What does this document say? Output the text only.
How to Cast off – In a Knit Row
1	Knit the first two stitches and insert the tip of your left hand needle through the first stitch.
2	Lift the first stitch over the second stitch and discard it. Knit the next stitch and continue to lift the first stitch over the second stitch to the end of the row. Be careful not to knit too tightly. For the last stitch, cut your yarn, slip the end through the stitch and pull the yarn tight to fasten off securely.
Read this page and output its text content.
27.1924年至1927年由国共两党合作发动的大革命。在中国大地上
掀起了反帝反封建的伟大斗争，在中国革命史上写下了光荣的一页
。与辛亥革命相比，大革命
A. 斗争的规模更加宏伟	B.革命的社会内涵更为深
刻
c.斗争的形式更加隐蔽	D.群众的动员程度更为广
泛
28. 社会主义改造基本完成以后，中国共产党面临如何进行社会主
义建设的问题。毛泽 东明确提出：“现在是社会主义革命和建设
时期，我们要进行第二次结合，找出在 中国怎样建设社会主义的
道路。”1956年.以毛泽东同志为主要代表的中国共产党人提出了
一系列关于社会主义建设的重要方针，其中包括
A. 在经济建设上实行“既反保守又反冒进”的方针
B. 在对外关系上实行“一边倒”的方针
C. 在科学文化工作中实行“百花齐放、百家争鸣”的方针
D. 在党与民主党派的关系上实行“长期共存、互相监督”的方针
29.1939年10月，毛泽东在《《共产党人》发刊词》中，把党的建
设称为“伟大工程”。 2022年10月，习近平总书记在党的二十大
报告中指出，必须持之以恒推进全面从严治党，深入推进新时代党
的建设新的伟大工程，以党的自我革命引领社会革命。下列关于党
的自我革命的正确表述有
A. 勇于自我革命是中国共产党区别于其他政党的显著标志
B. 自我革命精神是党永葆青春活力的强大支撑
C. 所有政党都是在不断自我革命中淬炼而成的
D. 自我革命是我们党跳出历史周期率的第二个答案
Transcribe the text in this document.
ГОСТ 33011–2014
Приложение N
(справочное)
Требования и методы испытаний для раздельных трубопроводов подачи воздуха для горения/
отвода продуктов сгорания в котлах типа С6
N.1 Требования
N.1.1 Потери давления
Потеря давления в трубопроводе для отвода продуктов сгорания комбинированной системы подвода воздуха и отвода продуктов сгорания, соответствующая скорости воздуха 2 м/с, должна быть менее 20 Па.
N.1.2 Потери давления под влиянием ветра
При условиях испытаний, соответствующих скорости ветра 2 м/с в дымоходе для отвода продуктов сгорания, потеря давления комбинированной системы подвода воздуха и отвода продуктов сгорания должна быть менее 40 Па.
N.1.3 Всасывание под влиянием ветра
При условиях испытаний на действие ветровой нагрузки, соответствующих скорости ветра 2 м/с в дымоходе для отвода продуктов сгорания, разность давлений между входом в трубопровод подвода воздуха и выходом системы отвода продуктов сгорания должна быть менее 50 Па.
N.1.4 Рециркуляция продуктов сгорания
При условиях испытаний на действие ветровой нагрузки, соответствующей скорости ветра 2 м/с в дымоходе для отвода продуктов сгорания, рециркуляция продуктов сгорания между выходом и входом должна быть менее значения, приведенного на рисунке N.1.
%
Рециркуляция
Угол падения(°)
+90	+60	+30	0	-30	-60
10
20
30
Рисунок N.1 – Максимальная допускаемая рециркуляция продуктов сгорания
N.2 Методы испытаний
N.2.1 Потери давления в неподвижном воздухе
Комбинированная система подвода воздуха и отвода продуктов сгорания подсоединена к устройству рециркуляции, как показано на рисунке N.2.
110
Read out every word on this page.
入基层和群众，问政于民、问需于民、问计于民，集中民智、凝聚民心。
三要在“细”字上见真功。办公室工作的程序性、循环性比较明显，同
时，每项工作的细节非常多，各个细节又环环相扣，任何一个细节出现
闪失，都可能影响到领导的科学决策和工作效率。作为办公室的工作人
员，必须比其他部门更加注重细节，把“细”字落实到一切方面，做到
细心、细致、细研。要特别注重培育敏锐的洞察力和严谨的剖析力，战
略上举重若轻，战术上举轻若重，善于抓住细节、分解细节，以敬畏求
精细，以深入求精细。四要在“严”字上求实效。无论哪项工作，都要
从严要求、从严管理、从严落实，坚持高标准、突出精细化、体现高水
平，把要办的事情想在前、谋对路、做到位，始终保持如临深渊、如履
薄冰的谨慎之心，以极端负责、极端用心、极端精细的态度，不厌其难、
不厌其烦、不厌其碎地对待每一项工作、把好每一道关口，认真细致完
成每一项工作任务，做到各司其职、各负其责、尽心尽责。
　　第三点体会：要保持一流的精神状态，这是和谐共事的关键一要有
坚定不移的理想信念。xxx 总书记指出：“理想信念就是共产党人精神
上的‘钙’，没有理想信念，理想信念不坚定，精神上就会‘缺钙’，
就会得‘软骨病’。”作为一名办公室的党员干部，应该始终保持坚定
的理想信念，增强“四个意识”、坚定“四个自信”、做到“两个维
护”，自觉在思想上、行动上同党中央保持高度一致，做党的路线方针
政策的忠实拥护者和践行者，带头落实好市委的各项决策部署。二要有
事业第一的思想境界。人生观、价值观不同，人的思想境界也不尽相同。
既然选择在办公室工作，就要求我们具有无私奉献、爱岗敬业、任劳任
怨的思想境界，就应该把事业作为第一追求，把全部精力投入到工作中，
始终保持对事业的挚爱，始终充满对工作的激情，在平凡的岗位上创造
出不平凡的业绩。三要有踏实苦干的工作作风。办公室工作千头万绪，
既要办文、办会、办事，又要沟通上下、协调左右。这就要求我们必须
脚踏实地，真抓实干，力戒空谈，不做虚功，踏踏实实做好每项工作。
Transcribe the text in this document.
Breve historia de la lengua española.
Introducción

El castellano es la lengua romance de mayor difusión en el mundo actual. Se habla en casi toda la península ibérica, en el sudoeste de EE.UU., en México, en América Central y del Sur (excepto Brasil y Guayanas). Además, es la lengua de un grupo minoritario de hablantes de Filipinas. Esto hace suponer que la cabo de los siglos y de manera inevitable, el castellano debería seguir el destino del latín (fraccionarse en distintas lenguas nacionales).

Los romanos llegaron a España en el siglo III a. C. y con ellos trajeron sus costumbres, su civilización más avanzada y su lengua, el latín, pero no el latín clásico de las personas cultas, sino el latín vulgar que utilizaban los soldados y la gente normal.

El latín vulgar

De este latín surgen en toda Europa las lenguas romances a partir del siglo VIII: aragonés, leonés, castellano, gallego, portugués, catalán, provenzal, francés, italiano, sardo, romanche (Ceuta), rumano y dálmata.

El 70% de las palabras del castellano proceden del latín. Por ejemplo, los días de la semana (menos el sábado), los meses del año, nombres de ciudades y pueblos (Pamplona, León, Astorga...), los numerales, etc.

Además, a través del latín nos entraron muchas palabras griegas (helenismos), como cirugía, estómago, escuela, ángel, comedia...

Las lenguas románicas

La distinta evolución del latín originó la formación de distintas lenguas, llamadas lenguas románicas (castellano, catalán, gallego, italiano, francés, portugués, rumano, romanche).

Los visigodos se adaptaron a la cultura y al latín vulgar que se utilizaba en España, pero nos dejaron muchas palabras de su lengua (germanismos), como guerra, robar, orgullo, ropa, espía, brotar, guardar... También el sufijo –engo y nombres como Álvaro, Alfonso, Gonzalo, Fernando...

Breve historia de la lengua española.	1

----

- DIRECTIONS FOR THIS TASK -
From the listing, copy each line containing the word "toda".

- PROBLEM SOLUTION -
El castellano es la lengua romance de mayor difusión en el mundo actual. Se habla en casi toda la península ibérica, en el sudoeste de EE.UU., en México, en América Central y del Sur (excepto Brasil y Guayanas). Además, es la lengua de un grupo minoritario de hablantes de Filipinas. Esto hace suponer que la cabo de los siglos y de manera inevitable, el castellano debería seguir el destino del latín (fraccionarse en distintas lenguas nacionales).
De este latín surgen en toda Europa las lenguas romances a partir del siglo VIII: aragonés, leonés, castellano, gallego, portugués, catalán, provenzal, francés, italiano, sardo, romanche (Ceuta), rumano y dálmata.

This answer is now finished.